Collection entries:
────────
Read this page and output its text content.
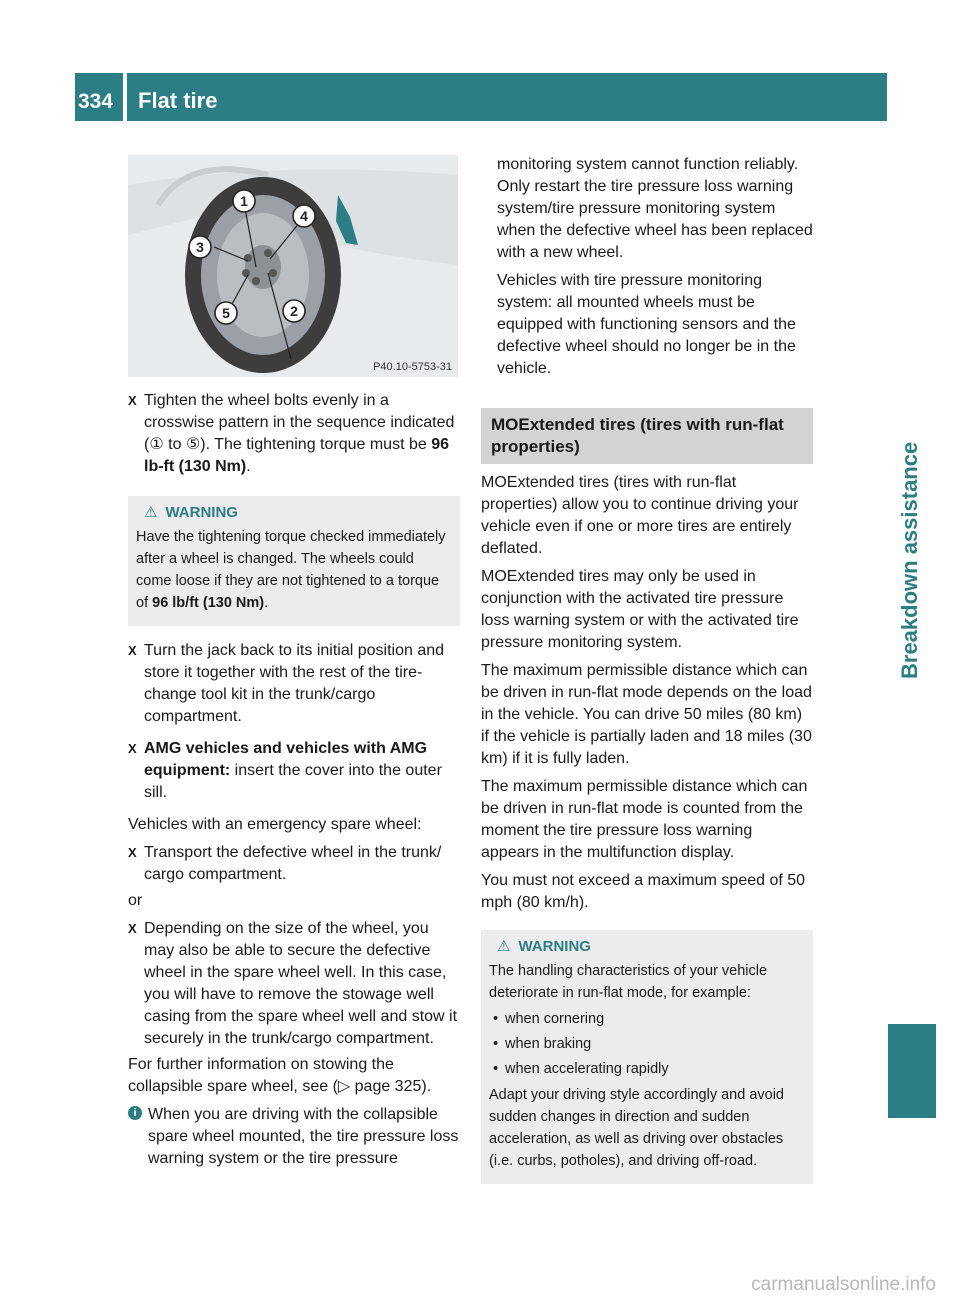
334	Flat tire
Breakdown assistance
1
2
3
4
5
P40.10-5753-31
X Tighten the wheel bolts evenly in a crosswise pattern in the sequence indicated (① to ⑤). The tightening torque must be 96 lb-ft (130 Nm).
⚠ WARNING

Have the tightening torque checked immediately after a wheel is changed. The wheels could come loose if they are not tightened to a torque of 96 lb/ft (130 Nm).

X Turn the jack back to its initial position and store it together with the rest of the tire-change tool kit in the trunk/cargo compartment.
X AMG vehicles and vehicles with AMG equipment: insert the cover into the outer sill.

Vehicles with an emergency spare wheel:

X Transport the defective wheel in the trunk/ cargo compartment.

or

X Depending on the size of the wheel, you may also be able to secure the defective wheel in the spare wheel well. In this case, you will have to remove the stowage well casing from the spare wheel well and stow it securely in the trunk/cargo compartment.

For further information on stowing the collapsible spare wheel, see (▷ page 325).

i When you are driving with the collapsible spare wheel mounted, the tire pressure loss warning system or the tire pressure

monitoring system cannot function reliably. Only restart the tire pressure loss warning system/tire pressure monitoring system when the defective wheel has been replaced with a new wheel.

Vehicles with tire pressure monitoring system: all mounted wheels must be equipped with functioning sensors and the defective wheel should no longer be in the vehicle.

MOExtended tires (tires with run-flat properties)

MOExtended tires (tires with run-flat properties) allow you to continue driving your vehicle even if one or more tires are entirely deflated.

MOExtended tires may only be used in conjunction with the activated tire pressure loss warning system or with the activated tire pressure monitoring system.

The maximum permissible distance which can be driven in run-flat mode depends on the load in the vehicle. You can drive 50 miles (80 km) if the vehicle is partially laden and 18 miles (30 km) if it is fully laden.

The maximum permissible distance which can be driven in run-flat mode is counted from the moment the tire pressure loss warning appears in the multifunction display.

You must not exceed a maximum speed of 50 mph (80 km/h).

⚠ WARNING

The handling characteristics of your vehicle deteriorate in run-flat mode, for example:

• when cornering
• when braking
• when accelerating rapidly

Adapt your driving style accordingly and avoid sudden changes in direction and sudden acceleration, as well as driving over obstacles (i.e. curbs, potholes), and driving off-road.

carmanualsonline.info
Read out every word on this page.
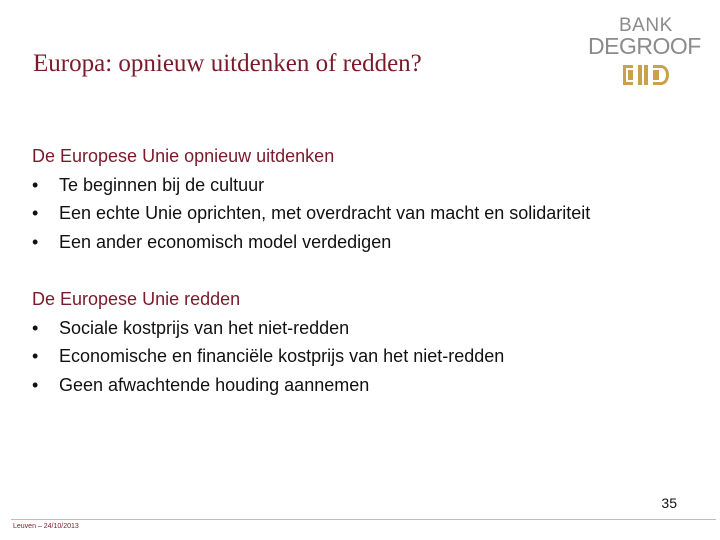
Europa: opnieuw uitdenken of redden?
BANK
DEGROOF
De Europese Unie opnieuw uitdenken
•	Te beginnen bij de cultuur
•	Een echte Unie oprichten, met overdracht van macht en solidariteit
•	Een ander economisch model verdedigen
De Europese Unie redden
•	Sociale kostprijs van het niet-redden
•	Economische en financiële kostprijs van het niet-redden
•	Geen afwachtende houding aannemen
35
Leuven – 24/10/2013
────────
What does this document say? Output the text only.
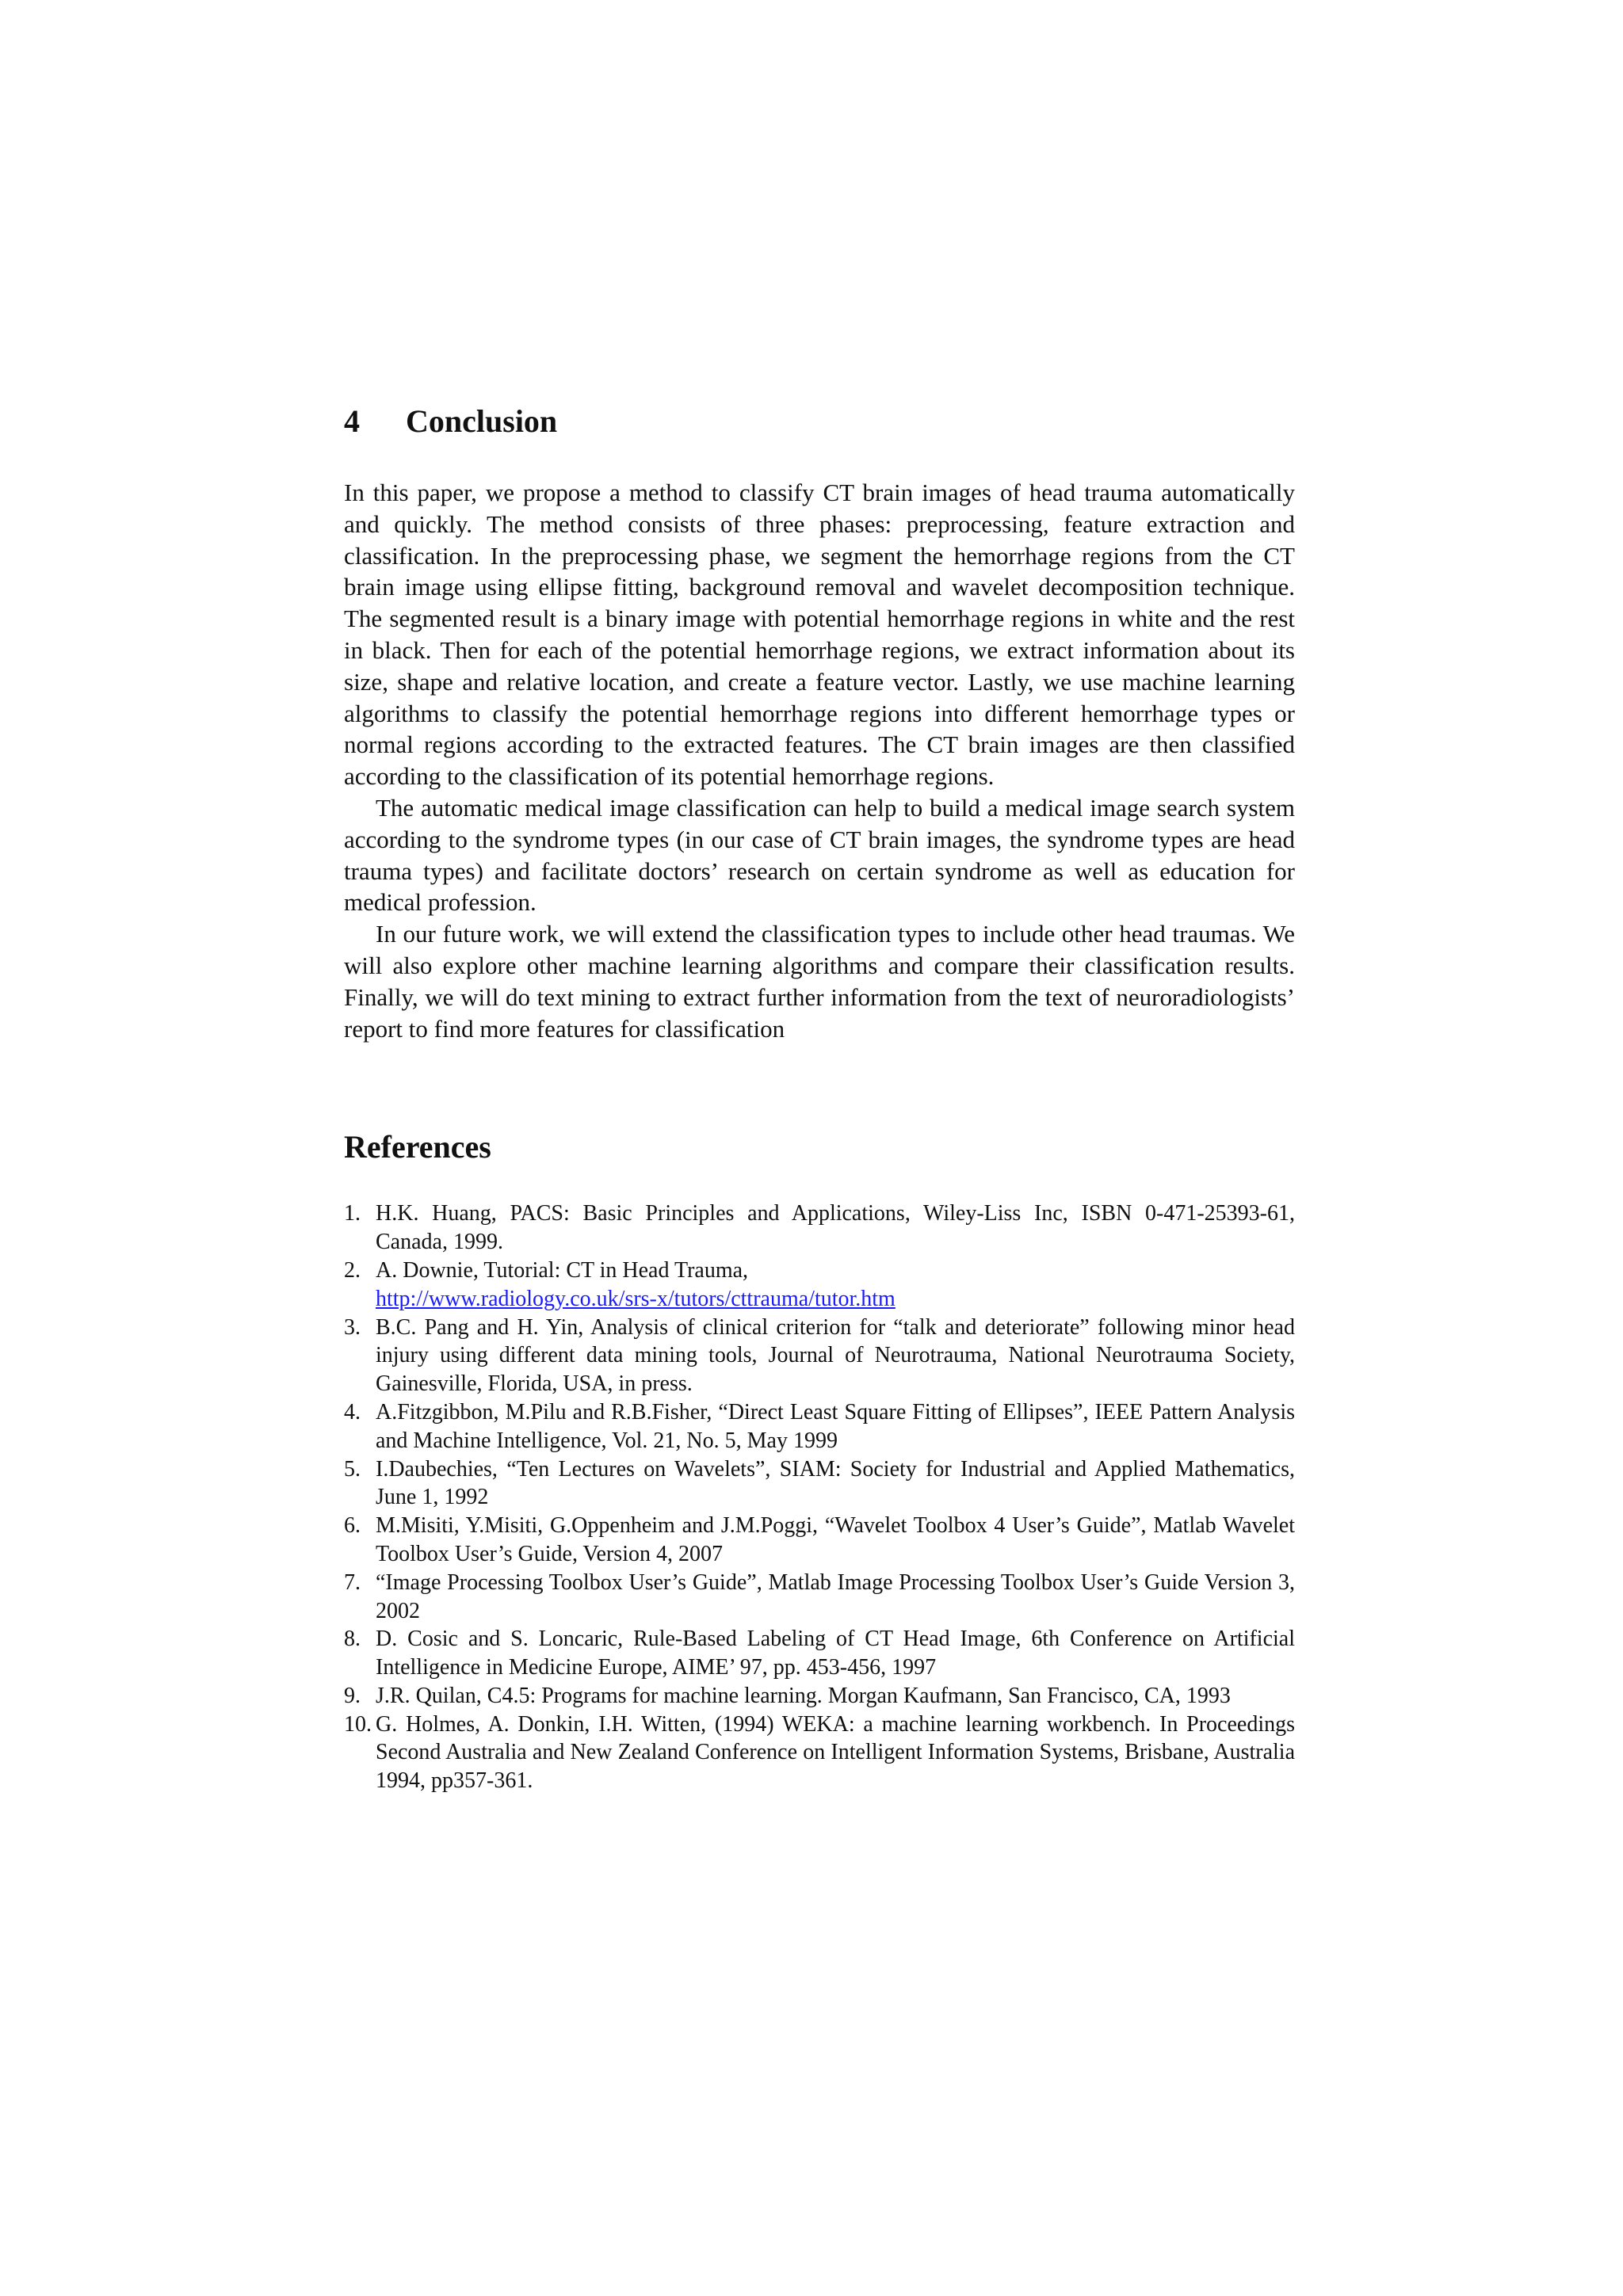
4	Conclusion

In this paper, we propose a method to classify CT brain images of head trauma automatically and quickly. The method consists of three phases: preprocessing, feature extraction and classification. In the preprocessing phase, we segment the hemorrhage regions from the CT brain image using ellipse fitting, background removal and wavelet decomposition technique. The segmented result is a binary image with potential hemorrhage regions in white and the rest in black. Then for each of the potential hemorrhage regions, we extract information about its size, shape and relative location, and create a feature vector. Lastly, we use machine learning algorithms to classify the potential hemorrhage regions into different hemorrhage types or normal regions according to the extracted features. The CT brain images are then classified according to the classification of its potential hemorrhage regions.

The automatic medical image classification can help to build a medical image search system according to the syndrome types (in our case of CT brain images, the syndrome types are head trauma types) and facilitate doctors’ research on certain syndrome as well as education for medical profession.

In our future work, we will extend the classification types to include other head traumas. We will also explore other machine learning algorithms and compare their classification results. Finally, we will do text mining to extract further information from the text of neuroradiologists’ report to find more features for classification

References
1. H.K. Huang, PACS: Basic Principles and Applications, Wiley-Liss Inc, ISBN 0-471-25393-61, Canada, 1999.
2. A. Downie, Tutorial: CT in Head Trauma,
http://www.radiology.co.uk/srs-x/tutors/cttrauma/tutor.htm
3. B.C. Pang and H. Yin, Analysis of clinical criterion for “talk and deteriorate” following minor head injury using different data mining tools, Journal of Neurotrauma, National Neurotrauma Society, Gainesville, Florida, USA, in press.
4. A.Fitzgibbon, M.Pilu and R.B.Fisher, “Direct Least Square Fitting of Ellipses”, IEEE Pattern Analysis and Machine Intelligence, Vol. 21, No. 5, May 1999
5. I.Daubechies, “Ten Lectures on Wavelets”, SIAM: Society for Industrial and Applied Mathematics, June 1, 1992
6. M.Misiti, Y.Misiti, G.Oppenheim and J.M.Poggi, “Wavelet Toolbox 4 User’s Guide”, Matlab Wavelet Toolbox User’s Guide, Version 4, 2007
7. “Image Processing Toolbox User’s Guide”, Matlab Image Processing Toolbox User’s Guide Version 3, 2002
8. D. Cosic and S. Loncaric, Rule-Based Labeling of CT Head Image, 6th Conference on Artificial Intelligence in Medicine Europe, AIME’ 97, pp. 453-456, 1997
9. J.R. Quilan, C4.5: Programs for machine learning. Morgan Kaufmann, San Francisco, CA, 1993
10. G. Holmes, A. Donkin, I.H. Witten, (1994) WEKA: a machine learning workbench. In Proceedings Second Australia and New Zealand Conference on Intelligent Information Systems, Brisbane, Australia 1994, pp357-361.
────────
Task objective: Keep only the lines that hold the string "MOExtended", and copy them out.

Final answer:
MOExtended tires (tires with run-flat properties)
MOExtended tires (tires with run-flat properties) allow you to continue driving your vehicle even if one or more tires are entirely deflated.
MOExtended tires may only be used in conjunction with the activated tire pressure loss warning system or with the activated tire pressure monitoring system.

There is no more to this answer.